Written request:
Every entry must be copied word for word.
* start Entries provided *
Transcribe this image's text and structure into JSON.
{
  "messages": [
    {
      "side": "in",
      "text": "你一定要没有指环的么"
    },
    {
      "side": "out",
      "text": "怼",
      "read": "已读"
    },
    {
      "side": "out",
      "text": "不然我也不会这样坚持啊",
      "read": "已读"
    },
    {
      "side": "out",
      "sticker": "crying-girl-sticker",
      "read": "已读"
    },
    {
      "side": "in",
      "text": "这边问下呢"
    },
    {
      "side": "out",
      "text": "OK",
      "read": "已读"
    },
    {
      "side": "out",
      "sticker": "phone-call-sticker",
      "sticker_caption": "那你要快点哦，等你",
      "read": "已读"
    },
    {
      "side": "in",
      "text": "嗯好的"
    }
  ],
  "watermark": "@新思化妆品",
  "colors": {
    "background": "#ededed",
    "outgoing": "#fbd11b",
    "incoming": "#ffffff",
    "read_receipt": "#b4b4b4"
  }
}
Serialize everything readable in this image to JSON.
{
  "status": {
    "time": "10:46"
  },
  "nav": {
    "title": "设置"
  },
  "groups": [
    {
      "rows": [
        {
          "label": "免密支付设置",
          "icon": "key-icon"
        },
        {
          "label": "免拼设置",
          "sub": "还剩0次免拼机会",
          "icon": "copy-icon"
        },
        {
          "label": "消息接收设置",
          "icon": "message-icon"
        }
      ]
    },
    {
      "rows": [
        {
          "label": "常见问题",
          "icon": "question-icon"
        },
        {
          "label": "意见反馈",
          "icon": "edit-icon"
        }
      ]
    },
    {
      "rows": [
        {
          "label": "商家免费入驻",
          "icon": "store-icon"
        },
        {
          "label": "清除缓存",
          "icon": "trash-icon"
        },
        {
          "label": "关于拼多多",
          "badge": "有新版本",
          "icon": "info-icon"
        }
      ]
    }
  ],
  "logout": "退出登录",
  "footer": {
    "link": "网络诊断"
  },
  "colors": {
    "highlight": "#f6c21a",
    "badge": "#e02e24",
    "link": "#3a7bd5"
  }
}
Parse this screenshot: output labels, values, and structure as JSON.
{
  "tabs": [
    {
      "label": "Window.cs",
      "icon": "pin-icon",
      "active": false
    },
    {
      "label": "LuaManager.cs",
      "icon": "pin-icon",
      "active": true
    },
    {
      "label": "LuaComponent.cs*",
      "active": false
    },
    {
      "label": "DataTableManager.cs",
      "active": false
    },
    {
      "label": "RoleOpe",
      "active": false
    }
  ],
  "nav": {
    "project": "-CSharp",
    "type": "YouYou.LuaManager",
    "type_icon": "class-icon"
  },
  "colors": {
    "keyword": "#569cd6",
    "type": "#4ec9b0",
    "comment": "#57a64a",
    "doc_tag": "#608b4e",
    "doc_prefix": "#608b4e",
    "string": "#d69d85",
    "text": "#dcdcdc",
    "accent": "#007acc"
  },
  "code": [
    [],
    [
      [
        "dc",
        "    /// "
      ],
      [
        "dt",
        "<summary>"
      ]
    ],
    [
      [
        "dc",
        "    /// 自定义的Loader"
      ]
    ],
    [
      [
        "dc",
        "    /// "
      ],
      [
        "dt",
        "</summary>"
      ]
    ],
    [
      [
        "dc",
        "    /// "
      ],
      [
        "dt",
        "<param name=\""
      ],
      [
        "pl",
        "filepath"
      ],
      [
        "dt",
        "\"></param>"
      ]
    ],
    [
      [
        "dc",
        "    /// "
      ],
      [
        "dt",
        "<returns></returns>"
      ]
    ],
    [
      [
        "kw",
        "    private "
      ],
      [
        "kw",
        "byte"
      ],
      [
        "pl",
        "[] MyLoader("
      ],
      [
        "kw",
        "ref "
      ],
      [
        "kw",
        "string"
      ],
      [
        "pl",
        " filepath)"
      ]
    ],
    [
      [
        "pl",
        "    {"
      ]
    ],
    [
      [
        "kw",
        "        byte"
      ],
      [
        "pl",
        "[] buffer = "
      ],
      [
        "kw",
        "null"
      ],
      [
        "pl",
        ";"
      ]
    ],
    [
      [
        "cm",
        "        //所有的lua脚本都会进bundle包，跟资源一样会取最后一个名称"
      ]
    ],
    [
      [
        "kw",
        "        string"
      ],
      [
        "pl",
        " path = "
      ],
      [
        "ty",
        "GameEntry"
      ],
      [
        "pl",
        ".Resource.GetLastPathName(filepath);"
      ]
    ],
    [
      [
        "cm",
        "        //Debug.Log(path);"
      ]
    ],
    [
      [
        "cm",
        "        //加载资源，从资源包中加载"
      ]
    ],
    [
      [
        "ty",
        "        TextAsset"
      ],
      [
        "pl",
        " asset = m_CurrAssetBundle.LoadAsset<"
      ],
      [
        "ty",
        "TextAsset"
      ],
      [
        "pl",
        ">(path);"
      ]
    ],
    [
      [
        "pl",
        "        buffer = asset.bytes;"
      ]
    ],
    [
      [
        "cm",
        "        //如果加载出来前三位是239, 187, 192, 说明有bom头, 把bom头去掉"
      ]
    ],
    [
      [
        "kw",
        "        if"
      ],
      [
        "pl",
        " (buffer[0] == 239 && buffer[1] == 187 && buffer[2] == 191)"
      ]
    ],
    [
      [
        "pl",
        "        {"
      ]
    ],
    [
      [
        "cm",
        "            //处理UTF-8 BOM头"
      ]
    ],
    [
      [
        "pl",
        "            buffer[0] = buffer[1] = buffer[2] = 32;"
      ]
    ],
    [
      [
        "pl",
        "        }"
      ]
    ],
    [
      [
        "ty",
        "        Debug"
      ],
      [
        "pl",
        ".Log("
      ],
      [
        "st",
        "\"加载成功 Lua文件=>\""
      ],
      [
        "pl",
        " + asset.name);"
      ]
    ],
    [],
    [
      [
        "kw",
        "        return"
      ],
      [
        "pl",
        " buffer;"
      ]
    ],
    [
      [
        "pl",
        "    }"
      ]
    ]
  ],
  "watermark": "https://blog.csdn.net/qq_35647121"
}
* end Entries provided *
Full response:
Transcribe this image's text and structure into JSON.
{
  "messages": [
    {
      "side": "in",
      "text": "你一定要没有指环的么"
    },
    {
      "side": "out",
      "text": "怼",
      "read": "已读"
    },
    {
      "side": "out",
      "text": "不然我也不会这样坚持啊",
      "read": "已读"
    },
    {
      "side": "out",
      "sticker": "crying-girl-sticker",
      "read": "已读"
    },
    {
      "side": "in",
      "text": "这边问下呢"
    },
    {
      "side": "out",
      "text": "OK",
      "read": "已读"
    },
    {
      "side": "out",
      "sticker": "phone-call-sticker",
      "sticker_caption": "那你要快点哦，等你",
      "read": "已读"
    },
    {
      "side": "in",
      "text": "嗯好的"
    }
  ],
  "watermark": "@新思化妆品",
  "colors": {
    "background": "#ededed",
    "outgoing": "#fbd11b",
    "incoming": "#ffffff",
    "read_receipt": "#b4b4b4"
  }
}
Serialize everything readable in this image to JSON.
{
  "status": {
    "time": "10:46"
  },
  "nav": {
    "title": "设置"
  },
  "groups": [
    {
      "rows": [
        {
          "label": "免密支付设置",
          "icon": "key-icon"
        },
        {
          "label": "免拼设置",
          "sub": "还剩0次免拼机会",
          "icon": "copy-icon"
        },
        {
          "label": "消息接收设置",
          "icon": "message-icon"
        }
      ]
    },
    {
      "rows": [
        {
          "label": "常见问题",
          "icon": "question-icon"
        },
        {
          "label": "意见反馈",
          "icon": "edit-icon"
        }
      ]
    },
    {
      "rows": [
        {
          "label": "商家免费入驻",
          "icon": "store-icon"
        },
        {
          "label": "清除缓存",
          "icon": "trash-icon"
        },
        {
          "label": "关于拼多多",
          "badge": "有新版本",
          "icon": "info-icon"
        }
      ]
    }
  ],
  "logout": "退出登录",
  "footer": {
    "link": "网络诊断"
  },
  "colors": {
    "highlight": "#f6c21a",
    "badge": "#e02e24",
    "link": "#3a7bd5"
  }
}
Parse this screenshot: output labels, values, and structure as JSON.
{
  "tabs": [
    {
      "label": "Window.cs",
      "icon": "pin-icon",
      "active": false
    },
    {
      "label": "LuaManager.cs",
      "icon": "pin-icon",
      "active": true
    },
    {
      "label": "LuaComponent.cs*",
      "active": false
    },
    {
      "label": "DataTableManager.cs",
      "active": false
    },
    {
      "label": "RoleOpe",
      "active": false
    }
  ],
  "nav": {
    "project": "-CSharp",
    "type": "YouYou.LuaManager",
    "type_icon": "class-icon"
  },
  "colors": {
    "keyword": "#569cd6",
    "type": "#4ec9b0",
    "comment": "#57a64a",
    "doc_tag": "#608b4e",
    "doc_prefix": "#608b4e",
    "string": "#d69d85",
    "text": "#dcdcdc",
    "accent": "#007acc"
  },
  "code": [
    [],
    [
      [
        "dc",
        "    /// "
      ],
      [
        "dt",
        "<summary>"
      ]
    ],
    [
      [
        "dc",
        "    /// 自定义的Loader"
      ]
    ],
    [
      [
        "dc",
        "    /// "
      ],
      [
        "dt",
        "</summary>"
      ]
    ],
    [
      [
        "dc",
        "    /// "
      ],
      [
        "dt",
        "<param name=\""
      ],
      [
        "pl",
        "filepath"
      ],
      [
        "dt",
        "\"></param>"
      ]
    ],
    [
      [
        "dc",
        "    /// "
      ],
      [
        "dt",
        "<returns></returns>"
      ]
    ],
    [
      [
        "kw",
        "    private "
      ],
      [
        "kw",
        "byte"
      ],
      [
        "pl",
        "[] MyLoader("
      ],
      [
        "kw",
        "ref "
      ],
      [
        "kw",
        "string"
      ],
      [
        "pl",
        " filepath)"
      ]
    ],
    [
      [
        "pl",
        "    {"
      ]
    ],
    [
      [
        "kw",
        "        byte"
      ],
      [
        "pl",
        "[] buffer = "
      ],
      [
        "kw",
        "null"
      ],
      [
        "pl",
        ";"
      ]
    ],
    [
      [
        "cm",
        "        //所有的lua脚本都会进bundle包，跟资源一样会取最后一个名称"
      ]
    ],
    [
      [
        "kw",
        "        string"
      ],
      [
        "pl",
        " path = "
      ],
      [
        "ty",
        "GameEntry"
      ],
      [
        "pl",
        ".Resource.GetLastPathName(filepath);"
      ]
    ],
    [
      [
        "cm",
        "        //Debug.Log(path);"
      ]
    ],
    [
      [
        "cm",
        "        //加载资源，从资源包中加载"
      ]
    ],
    [
      [
        "ty",
        "        TextAsset"
      ],
      [
        "pl",
        " asset = m_CurrAssetBundle.LoadAsset<"
      ],
      [
        "ty",
        "TextAsset"
      ],
      [
        "pl",
        ">(path);"
      ]
    ],
    [
      [
        "pl",
        "        buffer = asset.bytes;"
      ]
    ],
    [
      [
        "cm",
        "        //如果加载出来前三位是239, 187, 192, 说明有bom头, 把bom头去掉"
      ]
    ],
    [
      [
        "kw",
        "        if"
      ],
      [
        "pl",
        " (buffer[0] == 239 && buffer[1] == 187 && buffer[2] == 191)"
      ]
    ],
    [
      [
        "pl",
        "        {"
      ]
    ],
    [
      [
        "cm",
        "            //处理UTF-8 BOM头"
      ]
    ],
    [
      [
        "pl",
        "            buffer[0] = buffer[1] = buffer[2] = 32;"
      ]
    ],
    [
      [
        "pl",
        "        }"
      ]
    ],
    [
      [
        "ty",
        "        Debug"
      ],
      [
        "pl",
        ".Log("
      ],
      [
        "st",
        "\"加载成功 Lua文件=>\""
      ],
      [
        "pl",
        " + asset.name);"
      ]
    ],
    [],
    [
      [
        "kw",
        "        return"
      ],
      [
        "pl",
        " buffer;"
      ]
    ],
    [
      [
        "pl",
        "    }"
      ]
    ]
  ],
  "watermark": "https://blog.csdn.net/qq_35647121"
}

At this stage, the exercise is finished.